→ CHALLENGE:
Render every entry verbatim.

→ RECORDS FOR THIS TASK:
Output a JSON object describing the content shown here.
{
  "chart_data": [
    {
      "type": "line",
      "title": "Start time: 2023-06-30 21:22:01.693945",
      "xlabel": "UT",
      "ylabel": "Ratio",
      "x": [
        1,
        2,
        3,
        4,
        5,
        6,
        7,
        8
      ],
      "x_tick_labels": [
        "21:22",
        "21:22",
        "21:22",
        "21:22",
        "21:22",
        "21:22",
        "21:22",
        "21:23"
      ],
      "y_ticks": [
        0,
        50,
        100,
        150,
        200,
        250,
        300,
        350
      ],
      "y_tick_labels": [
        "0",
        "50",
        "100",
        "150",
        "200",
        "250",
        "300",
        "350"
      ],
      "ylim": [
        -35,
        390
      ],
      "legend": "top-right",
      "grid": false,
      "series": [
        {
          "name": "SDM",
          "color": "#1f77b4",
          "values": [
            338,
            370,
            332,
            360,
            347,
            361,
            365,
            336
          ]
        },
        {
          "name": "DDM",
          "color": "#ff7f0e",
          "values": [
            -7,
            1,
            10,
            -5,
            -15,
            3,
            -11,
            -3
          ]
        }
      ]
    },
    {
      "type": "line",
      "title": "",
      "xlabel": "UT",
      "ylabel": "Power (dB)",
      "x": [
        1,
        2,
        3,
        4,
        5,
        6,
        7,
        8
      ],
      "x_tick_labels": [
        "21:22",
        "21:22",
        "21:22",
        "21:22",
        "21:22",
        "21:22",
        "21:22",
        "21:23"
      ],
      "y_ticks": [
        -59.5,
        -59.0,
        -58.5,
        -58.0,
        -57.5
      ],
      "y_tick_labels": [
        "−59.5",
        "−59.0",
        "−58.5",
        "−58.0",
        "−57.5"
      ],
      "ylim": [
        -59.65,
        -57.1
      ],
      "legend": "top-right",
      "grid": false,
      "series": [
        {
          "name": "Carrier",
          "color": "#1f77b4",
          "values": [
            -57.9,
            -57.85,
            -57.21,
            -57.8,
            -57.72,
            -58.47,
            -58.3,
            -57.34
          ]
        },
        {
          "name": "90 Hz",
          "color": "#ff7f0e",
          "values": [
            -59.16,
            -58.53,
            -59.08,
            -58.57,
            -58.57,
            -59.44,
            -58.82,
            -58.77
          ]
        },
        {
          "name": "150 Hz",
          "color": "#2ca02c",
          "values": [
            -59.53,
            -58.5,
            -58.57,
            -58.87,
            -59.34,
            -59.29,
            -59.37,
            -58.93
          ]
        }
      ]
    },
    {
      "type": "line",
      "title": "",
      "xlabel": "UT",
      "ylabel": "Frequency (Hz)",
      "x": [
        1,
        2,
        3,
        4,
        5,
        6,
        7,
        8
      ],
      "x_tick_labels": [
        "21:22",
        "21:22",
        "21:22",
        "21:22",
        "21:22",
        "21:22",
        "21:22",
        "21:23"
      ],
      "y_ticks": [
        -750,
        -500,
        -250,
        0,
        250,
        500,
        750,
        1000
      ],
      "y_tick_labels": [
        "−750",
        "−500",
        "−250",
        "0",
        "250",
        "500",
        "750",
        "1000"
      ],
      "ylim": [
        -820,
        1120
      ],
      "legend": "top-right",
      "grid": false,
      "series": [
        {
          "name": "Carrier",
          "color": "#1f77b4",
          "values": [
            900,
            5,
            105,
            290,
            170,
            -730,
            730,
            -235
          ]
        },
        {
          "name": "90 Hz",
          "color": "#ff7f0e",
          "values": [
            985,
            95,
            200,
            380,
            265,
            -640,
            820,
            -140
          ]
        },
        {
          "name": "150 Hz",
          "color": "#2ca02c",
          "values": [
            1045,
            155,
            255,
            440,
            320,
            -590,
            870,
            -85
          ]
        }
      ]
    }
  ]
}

→ TASK SOLUTION:
Output a JSON object describing the content shown here.
{
  "chart_data": [
    {
      "type": "line",
      "title": "Start time: 2023-06-30 21:22:01.693945",
      "xlabel": "UT",
      "ylabel": "Ratio",
      "x": [
        1,
        2,
        3,
        4,
        5,
        6,
        7,
        8
      ],
      "x_tick_labels": [
        "21:22",
        "21:22",
        "21:22",
        "21:22",
        "21:22",
        "21:22",
        "21:22",
        "21:23"
      ],
      "y_ticks": [
        0,
        50,
        100,
        150,
        200,
        250,
        300,
        350
      ],
      "y_tick_labels": [
        "0",
        "50",
        "100",
        "150",
        "200",
        "250",
        "300",
        "350"
      ],
      "ylim": [
        -35,
        390
      ],
      "legend": "top-right",
      "grid": false,
      "series": [
        {
          "name": "SDM",
          "color": "#1f77b4",
          "values": [
            338,
            370,
            332,
            360,
            347,
            361,
            365,
            336
          ]
        },
        {
          "name": "DDM",
          "color": "#ff7f0e",
          "values": [
            -7,
            1,
            10,
            -5,
            -15,
            3,
            -11,
            -3
          ]
        }
      ]
    },
    {
      "type": "line",
      "title": "",
      "xlabel": "UT",
      "ylabel": "Power (dB)",
      "x": [
        1,
        2,
        3,
        4,
        5,
        6,
        7,
        8
      ],
      "x_tick_labels": [
        "21:22",
        "21:22",
        "21:22",
        "21:22",
        "21:22",
        "21:22",
        "21:22",
        "21:23"
      ],
      "y_ticks": [
        -59.5,
        -59.0,
        -58.5,
        -58.0,
        -57.5
      ],
      "y_tick_labels": [
        "−59.5",
        "−59.0",
        "−58.5",
        "−58.0",
        "−57.5"
      ],
      "ylim": [
        -59.65,
        -57.1
      ],
      "legend": "top-right",
      "grid": false,
      "series": [
        {
          "name": "Carrier",
          "color": "#1f77b4",
          "values": [
            -57.9,
            -57.85,
            -57.21,
            -57.8,
            -57.72,
            -58.47,
            -58.3,
            -57.34
          ]
        },
        {
          "name": "90 Hz",
          "color": "#ff7f0e",
          "values": [
            -59.16,
            -58.53,
            -59.08,
            -58.57,
            -58.57,
            -59.44,
            -58.82,
            -58.77
          ]
        },
        {
          "name": "150 Hz",
          "color": "#2ca02c",
          "values": [
            -59.53,
            -58.5,
            -58.57,
            -58.87,
            -59.34,
            -59.29,
            -59.37,
            -58.93
          ]
        }
      ]
    },
    {
      "type": "line",
      "title": "",
      "xlabel": "UT",
      "ylabel": "Frequency (Hz)",
      "x": [
        1,
        2,
        3,
        4,
        5,
        6,
        7,
        8
      ],
      "x_tick_labels": [
        "21:22",
        "21:22",
        "21:22",
        "21:22",
        "21:22",
        "21:22",
        "21:22",
        "21:23"
      ],
      "y_ticks": [
        -750,
        -500,
        -250,
        0,
        250,
        500,
        750,
        1000
      ],
      "y_tick_labels": [
        "−750",
        "−500",
        "−250",
        "0",
        "250",
        "500",
        "750",
        "1000"
      ],
      "ylim": [
        -820,
        1120
      ],
      "legend": "top-right",
      "grid": false,
      "series": [
        {
          "name": "Carrier",
          "color": "#1f77b4",
          "values": [
            900,
            5,
            105,
            290,
            170,
            -730,
            730,
            -235
          ]
        },
        {
          "name": "90 Hz",
          "color": "#ff7f0e",
          "values": [
            985,
            95,
            200,
            380,
            265,
            -640,
            820,
            -140
          ]
        },
        {
          "name": "150 Hz",
          "color": "#2ca02c",
          "values": [
            1045,
            155,
            255,
            440,
            320,
            -590,
            870,
            -85
          ]
        }
      ]
    }
  ]
}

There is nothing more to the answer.